* TO DO: Retype the listing lines starting at the line containing "Decompose this screenshot" and ending at the line containing "cell-code: Postage Paid [434,347,518,363]", both included.

※ ※ ※

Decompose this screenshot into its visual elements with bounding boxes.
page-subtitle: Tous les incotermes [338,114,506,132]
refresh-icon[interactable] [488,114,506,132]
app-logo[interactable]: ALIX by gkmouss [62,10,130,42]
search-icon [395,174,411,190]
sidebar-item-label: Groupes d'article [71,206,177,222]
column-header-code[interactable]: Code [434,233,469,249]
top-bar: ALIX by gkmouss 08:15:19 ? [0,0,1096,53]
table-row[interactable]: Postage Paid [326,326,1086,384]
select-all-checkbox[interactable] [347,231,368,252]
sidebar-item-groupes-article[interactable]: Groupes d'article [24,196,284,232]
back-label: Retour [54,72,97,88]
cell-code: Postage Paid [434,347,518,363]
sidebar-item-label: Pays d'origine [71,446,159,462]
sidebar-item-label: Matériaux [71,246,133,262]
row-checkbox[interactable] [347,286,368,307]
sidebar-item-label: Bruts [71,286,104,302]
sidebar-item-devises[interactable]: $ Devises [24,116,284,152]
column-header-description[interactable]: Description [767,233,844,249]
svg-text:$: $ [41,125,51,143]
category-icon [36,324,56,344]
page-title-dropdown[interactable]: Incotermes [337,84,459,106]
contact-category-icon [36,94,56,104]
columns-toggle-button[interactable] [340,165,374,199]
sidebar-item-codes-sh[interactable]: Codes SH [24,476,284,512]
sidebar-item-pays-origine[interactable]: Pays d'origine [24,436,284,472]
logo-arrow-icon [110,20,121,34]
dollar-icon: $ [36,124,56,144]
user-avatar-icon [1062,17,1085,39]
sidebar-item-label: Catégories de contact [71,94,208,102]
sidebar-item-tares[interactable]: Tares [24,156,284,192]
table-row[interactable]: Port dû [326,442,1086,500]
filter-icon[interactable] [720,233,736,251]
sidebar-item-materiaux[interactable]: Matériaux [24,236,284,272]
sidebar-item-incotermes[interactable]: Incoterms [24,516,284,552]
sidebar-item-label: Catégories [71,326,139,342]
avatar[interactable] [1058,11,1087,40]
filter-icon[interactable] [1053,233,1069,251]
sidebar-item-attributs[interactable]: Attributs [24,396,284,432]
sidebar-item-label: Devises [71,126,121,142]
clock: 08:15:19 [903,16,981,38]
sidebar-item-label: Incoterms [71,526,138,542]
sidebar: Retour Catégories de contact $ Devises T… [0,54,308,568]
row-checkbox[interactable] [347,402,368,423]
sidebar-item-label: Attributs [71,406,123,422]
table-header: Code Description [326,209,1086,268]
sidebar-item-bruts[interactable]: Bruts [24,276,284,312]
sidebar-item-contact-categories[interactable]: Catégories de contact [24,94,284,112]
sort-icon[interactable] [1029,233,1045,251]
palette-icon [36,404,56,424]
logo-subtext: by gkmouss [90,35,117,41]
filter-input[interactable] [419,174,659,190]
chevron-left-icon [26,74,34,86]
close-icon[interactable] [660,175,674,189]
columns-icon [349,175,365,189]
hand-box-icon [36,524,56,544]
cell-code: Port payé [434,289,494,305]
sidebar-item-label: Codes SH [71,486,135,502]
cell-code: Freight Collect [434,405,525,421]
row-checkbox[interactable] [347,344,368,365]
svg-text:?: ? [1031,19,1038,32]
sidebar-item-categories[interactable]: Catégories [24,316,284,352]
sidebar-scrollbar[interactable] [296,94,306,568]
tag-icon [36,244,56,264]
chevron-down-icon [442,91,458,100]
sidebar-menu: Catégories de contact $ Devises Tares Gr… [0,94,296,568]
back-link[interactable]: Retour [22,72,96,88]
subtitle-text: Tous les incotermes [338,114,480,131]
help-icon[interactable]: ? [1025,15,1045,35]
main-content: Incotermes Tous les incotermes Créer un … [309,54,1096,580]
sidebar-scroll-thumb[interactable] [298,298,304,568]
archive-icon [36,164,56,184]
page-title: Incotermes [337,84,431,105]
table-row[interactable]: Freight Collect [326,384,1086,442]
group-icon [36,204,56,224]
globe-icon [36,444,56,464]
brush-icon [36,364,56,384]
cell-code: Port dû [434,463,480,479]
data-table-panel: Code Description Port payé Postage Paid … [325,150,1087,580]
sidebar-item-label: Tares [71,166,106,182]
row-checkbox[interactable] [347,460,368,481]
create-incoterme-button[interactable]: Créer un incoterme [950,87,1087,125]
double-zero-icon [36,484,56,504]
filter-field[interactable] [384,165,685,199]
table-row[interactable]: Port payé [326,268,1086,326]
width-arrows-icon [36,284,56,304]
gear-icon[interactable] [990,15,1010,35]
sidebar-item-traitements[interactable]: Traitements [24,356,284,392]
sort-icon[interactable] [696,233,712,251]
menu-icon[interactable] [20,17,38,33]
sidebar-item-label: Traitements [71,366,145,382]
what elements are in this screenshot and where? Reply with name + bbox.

※ ※ ※

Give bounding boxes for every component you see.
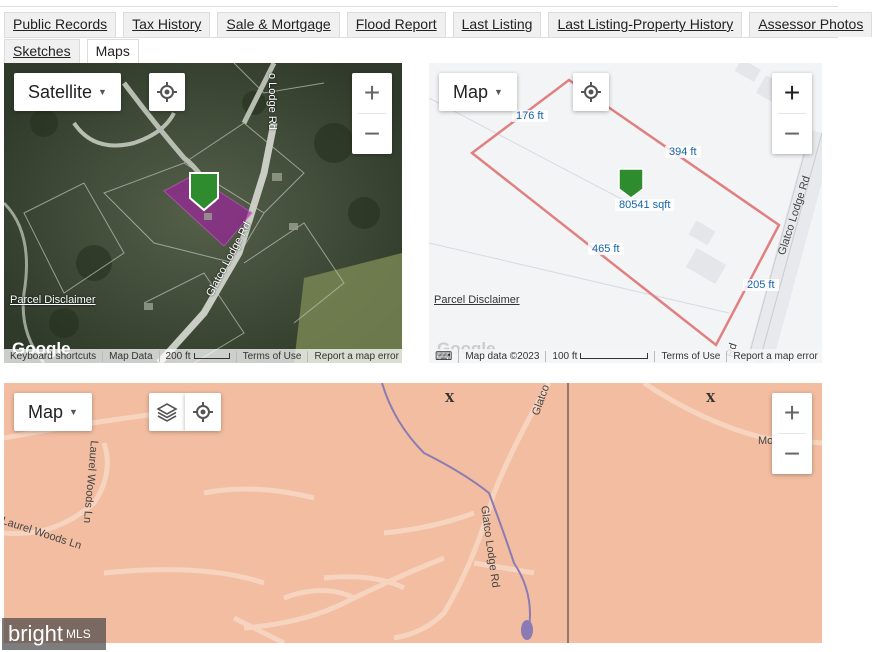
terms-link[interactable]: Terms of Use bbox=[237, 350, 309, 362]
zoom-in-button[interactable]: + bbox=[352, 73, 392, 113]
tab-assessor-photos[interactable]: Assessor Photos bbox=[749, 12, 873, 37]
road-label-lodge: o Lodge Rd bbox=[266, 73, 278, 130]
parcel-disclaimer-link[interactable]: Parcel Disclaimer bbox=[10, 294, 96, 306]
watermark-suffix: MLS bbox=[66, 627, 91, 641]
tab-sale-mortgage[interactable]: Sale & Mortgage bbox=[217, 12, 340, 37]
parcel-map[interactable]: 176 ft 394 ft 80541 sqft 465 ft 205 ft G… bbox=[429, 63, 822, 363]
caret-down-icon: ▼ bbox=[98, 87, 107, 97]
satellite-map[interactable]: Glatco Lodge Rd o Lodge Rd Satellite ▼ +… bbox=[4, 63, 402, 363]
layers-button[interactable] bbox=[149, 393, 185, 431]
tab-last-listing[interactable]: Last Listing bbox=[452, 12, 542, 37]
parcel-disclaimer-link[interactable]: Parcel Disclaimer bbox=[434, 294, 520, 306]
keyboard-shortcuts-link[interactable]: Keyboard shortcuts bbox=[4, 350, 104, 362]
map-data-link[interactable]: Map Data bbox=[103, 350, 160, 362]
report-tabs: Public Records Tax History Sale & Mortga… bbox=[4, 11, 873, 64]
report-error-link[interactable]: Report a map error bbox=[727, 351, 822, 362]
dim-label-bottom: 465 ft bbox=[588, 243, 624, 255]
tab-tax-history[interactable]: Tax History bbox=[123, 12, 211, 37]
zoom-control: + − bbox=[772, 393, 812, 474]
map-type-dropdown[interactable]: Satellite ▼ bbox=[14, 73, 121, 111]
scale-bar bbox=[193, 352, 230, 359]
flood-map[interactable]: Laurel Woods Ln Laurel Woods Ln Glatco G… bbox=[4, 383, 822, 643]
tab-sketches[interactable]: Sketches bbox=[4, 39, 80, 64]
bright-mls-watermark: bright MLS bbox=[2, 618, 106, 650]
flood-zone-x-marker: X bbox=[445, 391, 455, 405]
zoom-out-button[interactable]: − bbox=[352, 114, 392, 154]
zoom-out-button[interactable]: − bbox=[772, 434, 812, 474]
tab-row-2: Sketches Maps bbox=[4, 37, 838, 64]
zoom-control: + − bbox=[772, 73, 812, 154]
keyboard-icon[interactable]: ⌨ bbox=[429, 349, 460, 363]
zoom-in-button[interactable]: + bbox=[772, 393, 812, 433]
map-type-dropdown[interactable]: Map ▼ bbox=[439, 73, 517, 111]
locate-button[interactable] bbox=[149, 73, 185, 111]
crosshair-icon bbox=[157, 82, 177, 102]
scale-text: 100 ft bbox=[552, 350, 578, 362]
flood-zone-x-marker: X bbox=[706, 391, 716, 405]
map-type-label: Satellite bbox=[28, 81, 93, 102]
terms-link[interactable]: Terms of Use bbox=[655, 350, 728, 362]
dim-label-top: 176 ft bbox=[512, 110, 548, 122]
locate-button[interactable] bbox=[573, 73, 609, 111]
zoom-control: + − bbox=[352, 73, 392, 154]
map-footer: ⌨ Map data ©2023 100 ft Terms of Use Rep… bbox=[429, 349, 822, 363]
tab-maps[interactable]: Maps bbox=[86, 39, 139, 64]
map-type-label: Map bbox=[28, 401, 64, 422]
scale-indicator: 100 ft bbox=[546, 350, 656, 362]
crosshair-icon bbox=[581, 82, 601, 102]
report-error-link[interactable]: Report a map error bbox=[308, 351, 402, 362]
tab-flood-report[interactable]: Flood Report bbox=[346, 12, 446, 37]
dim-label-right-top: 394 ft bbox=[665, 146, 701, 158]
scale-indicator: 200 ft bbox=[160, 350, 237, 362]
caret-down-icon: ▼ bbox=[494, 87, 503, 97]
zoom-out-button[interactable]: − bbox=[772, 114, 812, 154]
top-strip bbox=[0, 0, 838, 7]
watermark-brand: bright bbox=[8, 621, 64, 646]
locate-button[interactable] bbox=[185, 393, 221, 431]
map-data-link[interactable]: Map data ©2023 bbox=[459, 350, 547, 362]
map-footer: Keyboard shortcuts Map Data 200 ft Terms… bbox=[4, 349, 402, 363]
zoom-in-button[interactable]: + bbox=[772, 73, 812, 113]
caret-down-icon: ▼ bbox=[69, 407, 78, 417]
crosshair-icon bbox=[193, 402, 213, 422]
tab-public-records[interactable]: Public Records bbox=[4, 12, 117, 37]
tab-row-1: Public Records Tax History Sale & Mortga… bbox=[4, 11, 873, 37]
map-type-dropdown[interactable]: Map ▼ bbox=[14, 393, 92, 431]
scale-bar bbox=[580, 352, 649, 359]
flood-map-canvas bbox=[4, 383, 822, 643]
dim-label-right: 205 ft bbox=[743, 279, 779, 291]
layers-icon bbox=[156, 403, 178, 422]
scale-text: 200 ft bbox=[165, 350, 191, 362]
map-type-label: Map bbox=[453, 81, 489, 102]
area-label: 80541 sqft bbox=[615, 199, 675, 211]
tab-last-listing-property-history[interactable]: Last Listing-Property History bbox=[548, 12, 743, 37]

※ ※ ※

* REPLY TO THE TASK:
Decompose this screenshot into its visual elements with bounding boxes.
page-subtitle: Tous les incotermes [338,114,506,132]
refresh-icon[interactable] [488,114,506,132]
app-logo[interactable]: ALIX by gkmouss [62,10,130,42]
search-icon [395,174,411,190]
sidebar-item-label: Groupes d'article [71,206,177,222]
column-header-code[interactable]: Code [434,233,469,249]
top-bar: ALIX by gkmouss 08:15:19 ? [0,0,1096,53]
table-row[interactable]: Postage Paid [326,326,1086,384]
select-all-checkbox[interactable] [347,231,368,252]
sidebar-item-groupes-article[interactable]: Groupes d'article [24,196,284,232]
back-label: Retour [54,72,97,88]
cell-code: Postage Paid [434,347,518,363]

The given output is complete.